──────── Stored rows ────────

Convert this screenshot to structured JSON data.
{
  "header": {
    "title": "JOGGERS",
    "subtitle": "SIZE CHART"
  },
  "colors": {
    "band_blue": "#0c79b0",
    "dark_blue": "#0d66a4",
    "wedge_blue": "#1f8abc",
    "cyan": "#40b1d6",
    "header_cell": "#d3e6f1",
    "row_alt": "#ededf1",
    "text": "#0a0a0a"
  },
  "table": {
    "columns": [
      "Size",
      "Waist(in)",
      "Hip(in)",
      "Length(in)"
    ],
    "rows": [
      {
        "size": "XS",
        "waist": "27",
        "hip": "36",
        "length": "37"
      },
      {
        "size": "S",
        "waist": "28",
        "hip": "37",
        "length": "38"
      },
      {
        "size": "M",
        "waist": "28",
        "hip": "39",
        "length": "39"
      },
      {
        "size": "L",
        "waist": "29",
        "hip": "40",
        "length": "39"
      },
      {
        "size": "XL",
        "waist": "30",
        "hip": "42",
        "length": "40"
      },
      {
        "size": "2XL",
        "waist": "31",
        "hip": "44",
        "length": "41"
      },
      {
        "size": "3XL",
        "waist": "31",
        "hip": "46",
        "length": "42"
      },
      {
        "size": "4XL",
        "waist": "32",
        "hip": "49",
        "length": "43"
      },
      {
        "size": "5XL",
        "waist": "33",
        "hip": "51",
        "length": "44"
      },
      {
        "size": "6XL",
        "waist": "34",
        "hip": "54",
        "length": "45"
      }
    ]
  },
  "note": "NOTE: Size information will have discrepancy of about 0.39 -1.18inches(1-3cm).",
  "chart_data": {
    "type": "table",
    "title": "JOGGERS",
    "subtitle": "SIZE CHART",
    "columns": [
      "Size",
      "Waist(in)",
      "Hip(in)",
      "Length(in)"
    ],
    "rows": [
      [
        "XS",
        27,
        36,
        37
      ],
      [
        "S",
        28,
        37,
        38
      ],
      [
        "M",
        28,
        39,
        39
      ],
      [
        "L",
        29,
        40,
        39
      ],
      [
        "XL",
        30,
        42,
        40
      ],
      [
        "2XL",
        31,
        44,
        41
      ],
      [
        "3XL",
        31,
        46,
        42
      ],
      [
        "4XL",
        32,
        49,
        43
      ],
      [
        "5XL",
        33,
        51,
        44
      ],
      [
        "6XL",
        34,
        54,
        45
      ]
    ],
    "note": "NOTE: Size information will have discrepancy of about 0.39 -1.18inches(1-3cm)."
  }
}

────────

Output the listing above without altering a single character.

**Exercise result**
Convert this screenshot to structured JSON data.
{
  "header": {
    "title": "JOGGERS",
    "subtitle": "SIZE CHART"
  },
  "colors": {
    "band_blue": "#0c79b0",
    "dark_blue": "#0d66a4",
    "wedge_blue": "#1f8abc",
    "cyan": "#40b1d6",
    "header_cell": "#d3e6f1",
    "row_alt": "#ededf1",
    "text": "#0a0a0a"
  },
  "table": {
    "columns": [
      "Size",
      "Waist(in)",
      "Hip(in)",
      "Length(in)"
    ],
    "rows": [
      {
        "size": "XS",
        "waist": "27",
        "hip": "36",
        "length": "37"
      },
      {
        "size": "S",
        "waist": "28",
        "hip": "37",
        "length": "38"
      },
      {
        "size": "M",
        "waist": "28",
        "hip": "39",
        "length": "39"
      },
      {
        "size": "L",
        "waist": "29",
        "hip": "40",
        "length": "39"
      },
      {
        "size": "XL",
        "waist": "30",
        "hip": "42",
        "length": "40"
      },
      {
        "size": "2XL",
        "waist": "31",
        "hip": "44",
        "length": "41"
      },
      {
        "size": "3XL",
        "waist": "31",
        "hip": "46",
        "length": "42"
      },
      {
        "size": "4XL",
        "waist": "32",
        "hip": "49",
        "length": "43"
      },
      {
        "size": "5XL",
        "waist": "33",
        "hip": "51",
        "length": "44"
      },
      {
        "size": "6XL",
        "waist": "34",
        "hip": "54",
        "length": "45"
      }
    ]
  },
  "note": "NOTE: Size information will have discrepancy of about 0.39 -1.18inches(1-3cm).",
  "chart_data": {
    "type": "table",
    "title": "JOGGERS",
    "subtitle": "SIZE CHART",
    "columns": [
      "Size",
      "Waist(in)",
      "Hip(in)",
      "Length(in)"
    ],
    "rows": [
      [
        "XS",
        27,
        36,
        37
      ],
      [
        "S",
        28,
        37,
        38
      ],
      [
        "M",
        28,
        39,
        39
      ],
      [
        "L",
        29,
        40,
        39
      ],
      [
        "XL",
        30,
        42,
        40
      ],
      [
        "2XL",
        31,
        44,
        41
      ],
      [
        "3XL",
        31,
        46,
        42
      ],
      [
        "4XL",
        32,
        49,
        43
      ],
      [
        "5XL",
        33,
        51,
        44
      ],
      [
        "6XL",
        34,
        54,
        45
      ]
    ],
    "note": "NOTE: Size information will have discrepancy of about 0.39 -1.18inches(1-3cm)."
  }
}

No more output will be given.